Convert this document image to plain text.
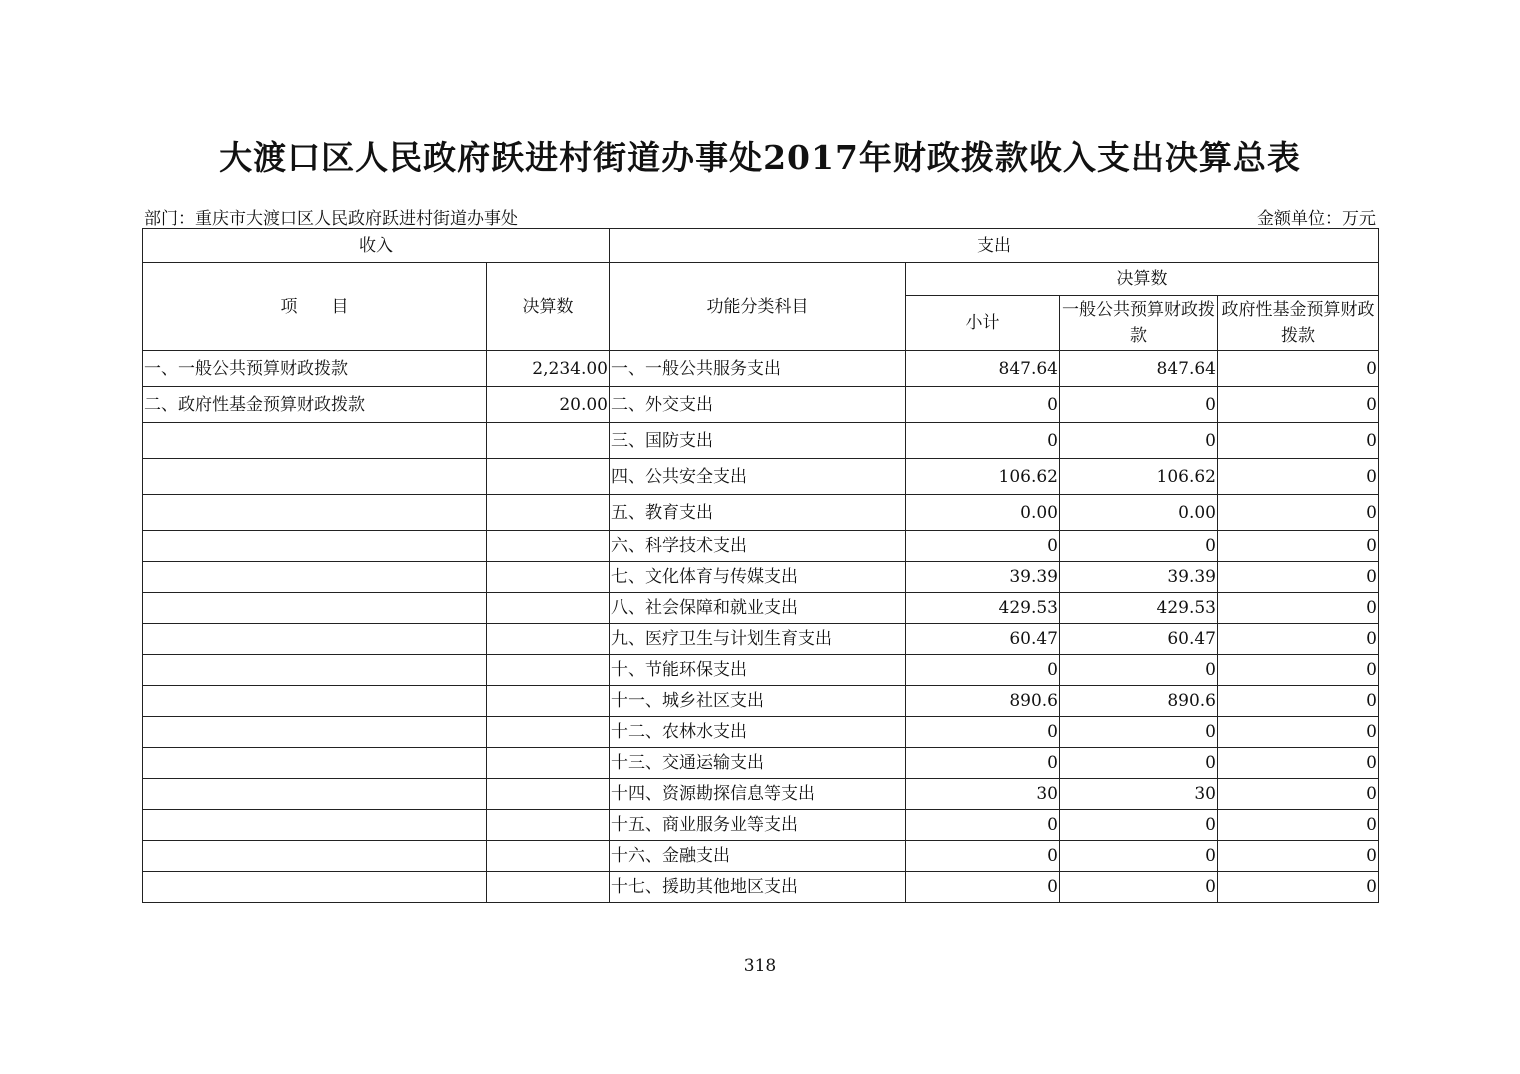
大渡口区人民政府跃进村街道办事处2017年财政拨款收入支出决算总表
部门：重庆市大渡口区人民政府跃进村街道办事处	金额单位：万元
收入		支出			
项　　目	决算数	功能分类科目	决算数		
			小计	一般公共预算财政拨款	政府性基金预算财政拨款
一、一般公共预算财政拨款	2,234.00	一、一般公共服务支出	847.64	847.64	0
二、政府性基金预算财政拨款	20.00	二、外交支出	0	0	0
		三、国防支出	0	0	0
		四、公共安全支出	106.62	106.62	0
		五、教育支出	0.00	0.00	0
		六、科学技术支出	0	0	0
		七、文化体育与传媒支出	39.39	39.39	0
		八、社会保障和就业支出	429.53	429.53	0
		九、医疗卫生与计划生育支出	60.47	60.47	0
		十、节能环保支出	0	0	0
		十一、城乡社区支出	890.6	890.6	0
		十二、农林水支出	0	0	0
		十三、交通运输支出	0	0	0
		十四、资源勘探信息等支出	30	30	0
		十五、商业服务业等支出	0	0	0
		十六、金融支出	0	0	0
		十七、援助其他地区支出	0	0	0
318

-*-

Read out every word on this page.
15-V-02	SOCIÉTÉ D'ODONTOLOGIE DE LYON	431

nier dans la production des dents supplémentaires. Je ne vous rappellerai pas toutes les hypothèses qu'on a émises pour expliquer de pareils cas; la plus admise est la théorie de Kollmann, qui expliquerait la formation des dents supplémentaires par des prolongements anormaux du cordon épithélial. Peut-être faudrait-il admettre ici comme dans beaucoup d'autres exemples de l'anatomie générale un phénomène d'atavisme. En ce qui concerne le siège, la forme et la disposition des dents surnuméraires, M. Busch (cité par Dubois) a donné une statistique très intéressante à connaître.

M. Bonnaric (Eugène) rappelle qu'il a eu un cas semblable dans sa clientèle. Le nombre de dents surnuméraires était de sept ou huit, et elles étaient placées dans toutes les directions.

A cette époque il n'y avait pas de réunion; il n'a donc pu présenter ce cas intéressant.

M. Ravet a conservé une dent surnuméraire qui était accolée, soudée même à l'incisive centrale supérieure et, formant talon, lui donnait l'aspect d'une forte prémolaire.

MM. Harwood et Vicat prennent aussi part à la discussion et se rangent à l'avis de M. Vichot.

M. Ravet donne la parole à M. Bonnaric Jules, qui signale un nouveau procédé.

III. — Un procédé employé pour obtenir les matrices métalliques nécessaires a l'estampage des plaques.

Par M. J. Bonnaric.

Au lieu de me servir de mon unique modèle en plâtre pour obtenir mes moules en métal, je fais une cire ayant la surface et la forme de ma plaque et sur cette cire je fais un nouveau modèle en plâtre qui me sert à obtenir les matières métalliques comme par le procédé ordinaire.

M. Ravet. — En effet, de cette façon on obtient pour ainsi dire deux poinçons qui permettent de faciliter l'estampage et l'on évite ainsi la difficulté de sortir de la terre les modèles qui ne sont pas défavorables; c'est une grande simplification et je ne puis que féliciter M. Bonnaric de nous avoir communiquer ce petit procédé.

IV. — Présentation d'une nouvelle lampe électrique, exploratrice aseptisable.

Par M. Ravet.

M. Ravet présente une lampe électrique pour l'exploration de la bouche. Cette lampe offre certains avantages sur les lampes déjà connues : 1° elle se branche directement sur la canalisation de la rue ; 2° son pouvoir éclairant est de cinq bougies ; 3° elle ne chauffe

-*-

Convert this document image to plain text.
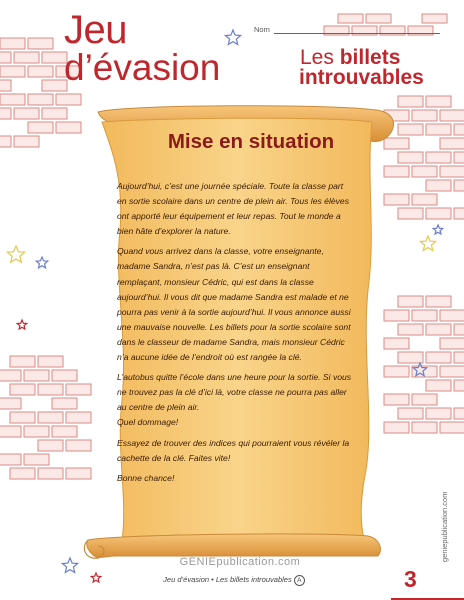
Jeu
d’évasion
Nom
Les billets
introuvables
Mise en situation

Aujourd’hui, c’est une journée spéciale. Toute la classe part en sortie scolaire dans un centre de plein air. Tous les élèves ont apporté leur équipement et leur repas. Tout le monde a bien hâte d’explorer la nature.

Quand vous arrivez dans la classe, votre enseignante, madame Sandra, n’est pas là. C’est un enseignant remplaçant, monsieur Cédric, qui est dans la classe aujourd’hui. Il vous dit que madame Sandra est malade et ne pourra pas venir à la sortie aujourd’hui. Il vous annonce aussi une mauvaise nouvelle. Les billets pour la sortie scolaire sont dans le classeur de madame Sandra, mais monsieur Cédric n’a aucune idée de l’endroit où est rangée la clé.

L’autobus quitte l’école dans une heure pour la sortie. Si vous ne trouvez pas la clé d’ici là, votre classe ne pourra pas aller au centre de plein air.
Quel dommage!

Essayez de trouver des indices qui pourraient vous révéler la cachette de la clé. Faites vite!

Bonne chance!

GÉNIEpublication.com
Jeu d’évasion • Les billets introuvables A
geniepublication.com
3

-*-

• _Objective_: Copy out the lines in which the string "scolaire" appears.

• _Task solution_:
Aujourd’hui, c’est une journée spéciale. Toute la classe part en sortie scolaire dans un centre de plein air. Tous les élèves ont apporté leur équipement et leur repas. Tout le monde a bien hâte d’explorer la nature.
Quand vous arrivez dans la classe, votre enseignante, madame Sandra, n’est pas là. C’est un enseignant remplaçant, monsieur Cédric, qui est dans la classe aujourd’hui. Il vous dit que madame Sandra est malade et ne pourra pas venir à la sortie aujourd’hui. Il vous annonce aussi une mauvaise nouvelle. Les billets pour la sortie scolaire sont dans le classeur de madame Sandra, mais monsieur Cédric n’a aucune idée de l’endroit où est rangée la clé.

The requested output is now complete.